→ **EXERCISE**
Each line that holds the word "compuesta" is to be identified and copied.
--- BEGIN ---
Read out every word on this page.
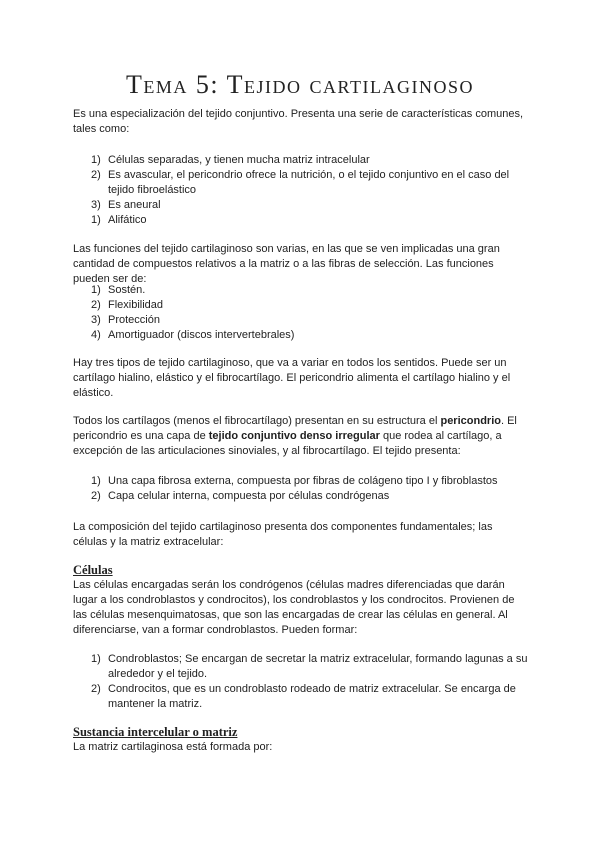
Tema 5: Tejido cartilaginoso

Es una especialización del tejido conjuntivo. Presenta una serie de características comunes, tales como:

1) Células separadas, y tienen mucha matriz intracelular
2) Es avascular, el pericondrio ofrece la nutrición, o el tejido conjuntivo en el caso del tejido fibroelástico
3) Es aneural
1) Alifático

Las funciones del tejido cartilaginoso son varias, en las que se ven implicadas una gran cantidad de compuestos relativos a la matriz o a las fibras de selección. Las funciones pueden ser de:

1) Sostén.
2) Flexibilidad
3) Protección
4) Amortiguador (discos intervertebrales)

Hay tres tipos de tejido cartilaginoso, que va a variar en todos los sentidos. Puede ser un cartílago hialino, elástico y el fibrocartílago. El pericondrio alimenta el cartílago hialino y el elástico.

Todos los cartílagos (menos el fibrocartílago) presentan en su estructura el pericondrio. El pericondrio es una capa de tejido conjuntivo denso irregular que rodea al cartílago, a excepción de las articulaciones sinoviales, y al fibrocartílago. El tejido presenta:

1) Una capa fibrosa externa, compuesta por fibras de colágeno tipo I y fibroblastos
2) Capa celular interna, compuesta por células condrógenas

La composición del tejido cartilaginoso presenta dos componentes fundamentales; las células y la matriz extracelular:

Células

Las células encargadas serán los condrógenos (células madres diferenciadas que darán lugar a los condroblastos y condrocitos), los condroblastos y los condrocitos. Provienen de las células mesenquimatosas, que son las encargadas de crear las células en general. Al diferenciarse, van a formar condroblastos. Pueden formar:

1) Condroblastos; Se encargan de secretar la matriz extracelular, formando lagunas a su alrededor y el tejido.
2) Condrocitos, que es un condroblasto rodeado de matriz extracelular. Se encarga de mantener la matriz.
Sustancia intercelular o matriz

La matriz cartilaginosa está formada por:
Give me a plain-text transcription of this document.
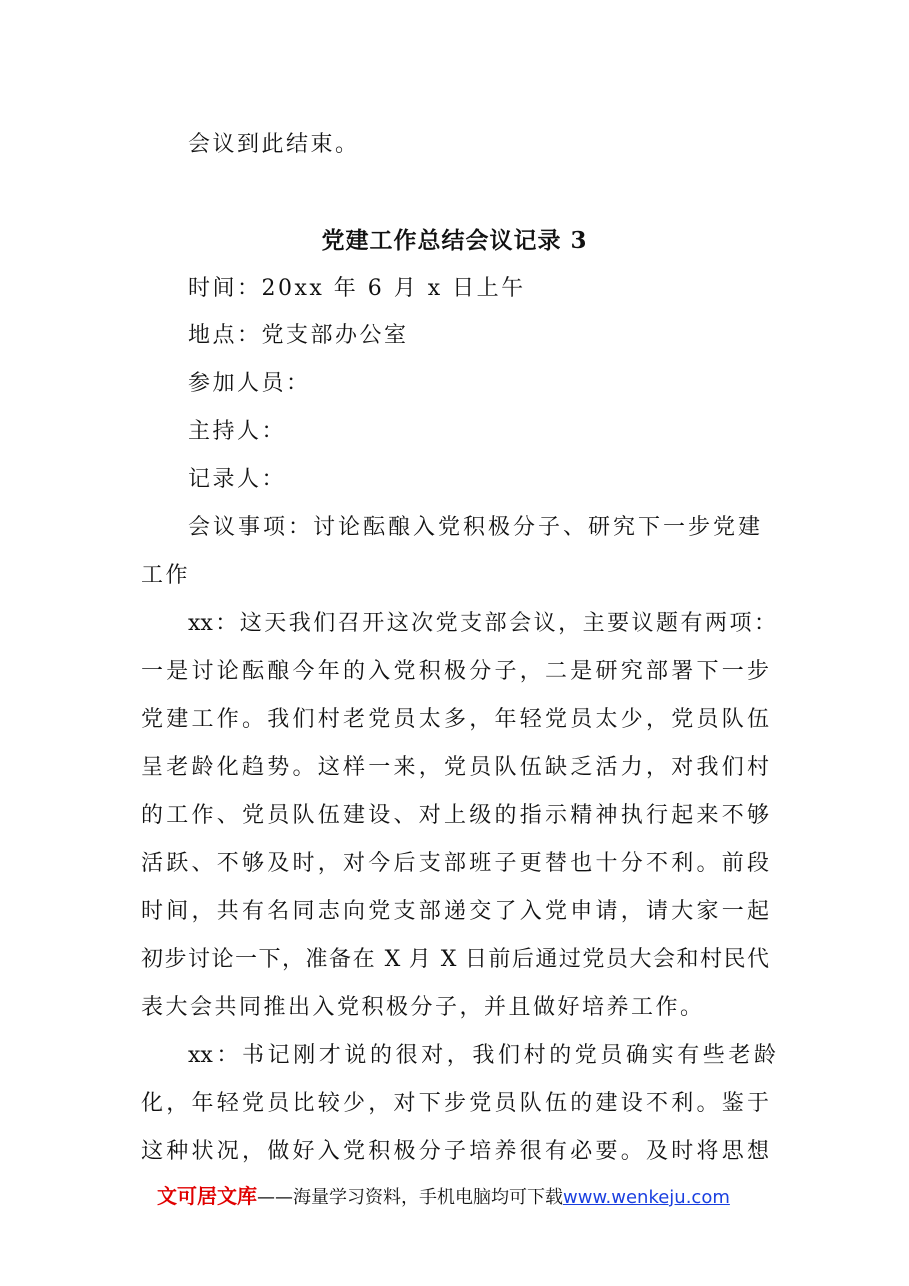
会议到此结束。
党建工作总结会议记录 3
时间：20xx 年 6 月 x 日上午
地点：党支部办公室
参加人员：
主持人：
记录人：
会议事项：讨论酝酿入党积极分子、研究下一步党建
工作
xx：这天我们召开这次党支部会议，主要议题有两项：
一是讨论酝酿今年的入党积极分子，二是研究部署下一步
党建工作。我们村老党员太多，年轻党员太少，党员队伍
呈老龄化趋势。这样一来，党员队伍缺乏活力，对我们村
的工作、党员队伍建设、对上级的指示精神执行起来不够
活跃、不够及时，对今后支部班子更替也十分不利。前段
时间，共有名同志向党支部递交了入党申请，请大家一起
初步讨论一下，准备在 X 月 X 日前后通过党员大会和村民代
表大会共同推出入党积极分子，并且做好培养工作。
xx：书记刚才说的很对，我们村的党员确实有些老龄
化，年轻党员比较少，对下步党员队伍的建设不利。鉴于
这种状况，做好入党积极分子培养很有必要。及时将思想
文可居文库——海量学习资料，手机电脑均可下载www.wenkeju.com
--- END ---
→ **RESULT**
1) Una capa fibrosa externa, compuesta por fibras de colágeno tipo I y fibroblastos
2) Capa celular interna, compuesta por células condrógenas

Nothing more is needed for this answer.